— BEGIN Entries shown —
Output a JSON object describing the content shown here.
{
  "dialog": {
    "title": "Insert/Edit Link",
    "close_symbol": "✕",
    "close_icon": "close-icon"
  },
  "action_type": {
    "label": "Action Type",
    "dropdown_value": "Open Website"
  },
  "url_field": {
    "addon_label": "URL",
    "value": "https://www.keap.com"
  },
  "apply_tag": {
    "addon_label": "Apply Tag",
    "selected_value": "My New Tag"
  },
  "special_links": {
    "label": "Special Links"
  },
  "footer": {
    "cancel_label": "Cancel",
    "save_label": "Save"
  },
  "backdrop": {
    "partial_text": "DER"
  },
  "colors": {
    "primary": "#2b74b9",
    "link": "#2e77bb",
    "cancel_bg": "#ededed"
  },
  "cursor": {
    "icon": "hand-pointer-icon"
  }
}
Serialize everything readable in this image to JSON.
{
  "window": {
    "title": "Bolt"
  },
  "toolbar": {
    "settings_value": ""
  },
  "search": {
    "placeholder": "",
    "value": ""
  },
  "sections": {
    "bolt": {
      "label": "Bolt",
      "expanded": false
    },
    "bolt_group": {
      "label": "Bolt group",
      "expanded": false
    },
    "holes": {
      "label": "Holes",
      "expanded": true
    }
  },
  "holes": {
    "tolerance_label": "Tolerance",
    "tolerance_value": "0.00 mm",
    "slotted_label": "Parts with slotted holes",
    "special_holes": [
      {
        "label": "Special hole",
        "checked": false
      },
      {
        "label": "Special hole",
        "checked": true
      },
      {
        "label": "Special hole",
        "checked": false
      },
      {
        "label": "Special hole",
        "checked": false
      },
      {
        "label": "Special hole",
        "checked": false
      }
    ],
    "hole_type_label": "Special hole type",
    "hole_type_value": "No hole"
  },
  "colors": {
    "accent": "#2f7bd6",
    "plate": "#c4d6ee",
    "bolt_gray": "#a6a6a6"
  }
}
— END Entries shown —
Task details -> Please repeat the listing above in full and exactly.

Problem solution ->
Output a JSON object describing the content shown here.
{
  "dialog": {
    "title": "Insert/Edit Link",
    "close_symbol": "✕",
    "close_icon": "close-icon"
  },
  "action_type": {
    "label": "Action Type",
    "dropdown_value": "Open Website"
  },
  "url_field": {
    "addon_label": "URL",
    "value": "https://www.keap.com"
  },
  "apply_tag": {
    "addon_label": "Apply Tag",
    "selected_value": "My New Tag"
  },
  "special_links": {
    "label": "Special Links"
  },
  "footer": {
    "cancel_label": "Cancel",
    "save_label": "Save"
  },
  "backdrop": {
    "partial_text": "DER"
  },
  "colors": {
    "primary": "#2b74b9",
    "link": "#2e77bb",
    "cancel_bg": "#ededed"
  },
  "cursor": {
    "icon": "hand-pointer-icon"
  }
}
Serialize everything readable in this image to JSON.
{
  "window": {
    "title": "Bolt"
  },
  "toolbar": {
    "settings_value": ""
  },
  "search": {
    "placeholder": "",
    "value": ""
  },
  "sections": {
    "bolt": {
      "label": "Bolt",
      "expanded": false
    },
    "bolt_group": {
      "label": "Bolt group",
      "expanded": false
    },
    "holes": {
      "label": "Holes",
      "expanded": true
    }
  },
  "holes": {
    "tolerance_label": "Tolerance",
    "tolerance_value": "0.00 mm",
    "slotted_label": "Parts with slotted holes",
    "special_holes": [
      {
        "label": "Special hole",
        "checked": false
      },
      {
        "label": "Special hole",
        "checked": true
      },
      {
        "label": "Special hole",
        "checked": false
      },
      {
        "label": "Special hole",
        "checked": false
      },
      {
        "label": "Special hole",
        "checked": false
      }
    ],
    "hole_type_label": "Special hole type",
    "hole_type_value": "No hole"
  },
  "colors": {
    "accent": "#2f7bd6",
    "plate": "#c4d6ee",
    "bolt_gray": "#a6a6a6"
  }
}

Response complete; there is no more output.